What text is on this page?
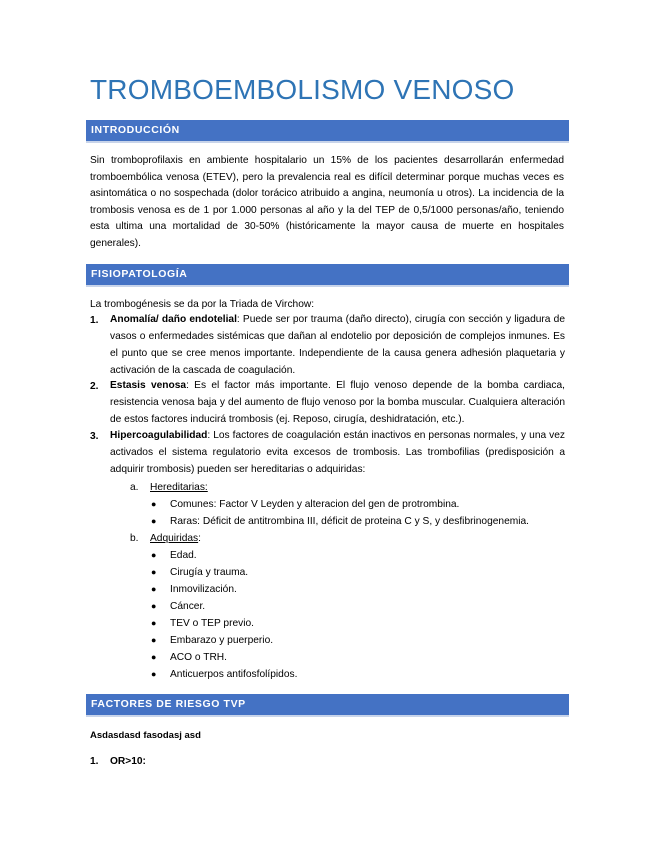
TROMBOEMBOLISMO VENOSO
INTRODUCCIÓN
Sin tromboprofilaxis en ambiente hospitalario un 15% de los pacientes desarrollarán enfermedad tromboembólica venosa (ETEV), pero la prevalencia real es difícil determinar porque muchas veces es asintomática o no sospechada (dolor torácico atribuido a angina, neumonía u otros). La incidencia de la trombosis venosa es de 1 por 1.000 personas al año y la del TEP de 0,5/1000 personas/año, teniendo esta ultima una mortalidad de 30-50% (históricamente la mayor causa de muerte en hospitales generales).
FISIOPATOLOGÍA
La trombogénesis se da por la Triada de Virchow:
1. Anomalía/ daño endotelial: Puede ser por trauma (daño directo), cirugía con sección y ligadura de vasos o enfermedades sistémicas que dañan al endotelio por deposición de complejos inmunes. Es el punto que se cree menos importante. Independiente de la causa genera adhesión plaquetaria y activación de la cascada de coagulación.
2. Estasis venosa: Es el factor más importante. El flujo venoso depende de la bomba cardiaca, resistencia venosa baja y del aumento de flujo venoso por la bomba muscular. Cualquiera alteración de estos factores inducirá trombosis (ej. Reposo, cirugía, deshidratación, etc.).
3. Hipercoagulabilidad: Los factores de coagulación están inactivos en personas normales, y una vez activados el sistema regulatorio evita excesos de trombosis. Las trombofilias (predisposición a adquirir trombosis) pueden ser hereditarias o adquiridas:
a. Hereditarias:
● Comunes: Factor V Leyden y alteracion del gen de protrombina.
● Raras: Déficit de antitrombina III, déficit de proteina C y S, y desfibrinogenemia.
b. Adquiridas:
● Edad.
● Cirugía y trauma.
● Inmovilización.
● Cáncer.
● TEV o TEP previo.
● Embarazo y puerperio.
● ACO o TRH.
● Anticuerpos antifosfolípidos.
FACTORES DE RIESGO TVP
Asdasdasd fasodasj asd
1. OR>10:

> _Work instructions_: Give every record back exactly as it reads, with no images.

> _Solution to this exercise_:
What text is on this page?
TROMBOEMBOLISMO VENOSO
INTRODUCCIÓN
Sin tromboprofilaxis en ambiente hospitalario un 15% de los pacientes desarrollarán enfermedad tromboembólica venosa (ETEV), pero la prevalencia real es difícil determinar porque muchas veces es asintomática o no sospechada (dolor torácico atribuido a angina, neumonía u otros). La incidencia de la trombosis venosa es de 1 por 1.000 personas al año y la del TEP de 0,5/1000 personas/año, teniendo esta ultima una mortalidad de 30-50% (históricamente la mayor causa de muerte en hospitales generales).
FISIOPATOLOGÍA
La trombogénesis se da por la Triada de Virchow:
1. Anomalía/ daño endotelial: Puede ser por trauma (daño directo), cirugía con sección y ligadura de vasos o enfermedades sistémicas que dañan al endotelio por deposición de complejos inmunes. Es el punto que se cree menos importante. Independiente de la causa genera adhesión plaquetaria y activación de la cascada de coagulación.
2. Estasis venosa: Es el factor más importante. El flujo venoso depende de la bomba cardiaca, resistencia venosa baja y del aumento de flujo venoso por la bomba muscular. Cualquiera alteración de estos factores inducirá trombosis (ej. Reposo, cirugía, deshidratación, etc.).
3. Hipercoagulabilidad: Los factores de coagulación están inactivos en personas normales, y una vez activados el sistema regulatorio evita excesos de trombosis. Las trombofilias (predisposición a adquirir trombosis) pueden ser hereditarias o adquiridas:
a. Hereditarias:
● Comunes: Factor V Leyden y alteracion del gen de protrombina.
● Raras: Déficit de antitrombina III, déficit de proteina C y S, y desfibrinogenemia.
b. Adquiridas:
● Edad.
● Cirugía y trauma.
● Inmovilización.
● Cáncer.
● TEV o TEP previo.
● Embarazo y puerperio.
● ACO o TRH.
● Anticuerpos antifosfolípidos.
FACTORES DE RIESGO TVP
Asdasdasd fasodasj asd
1. OR>10:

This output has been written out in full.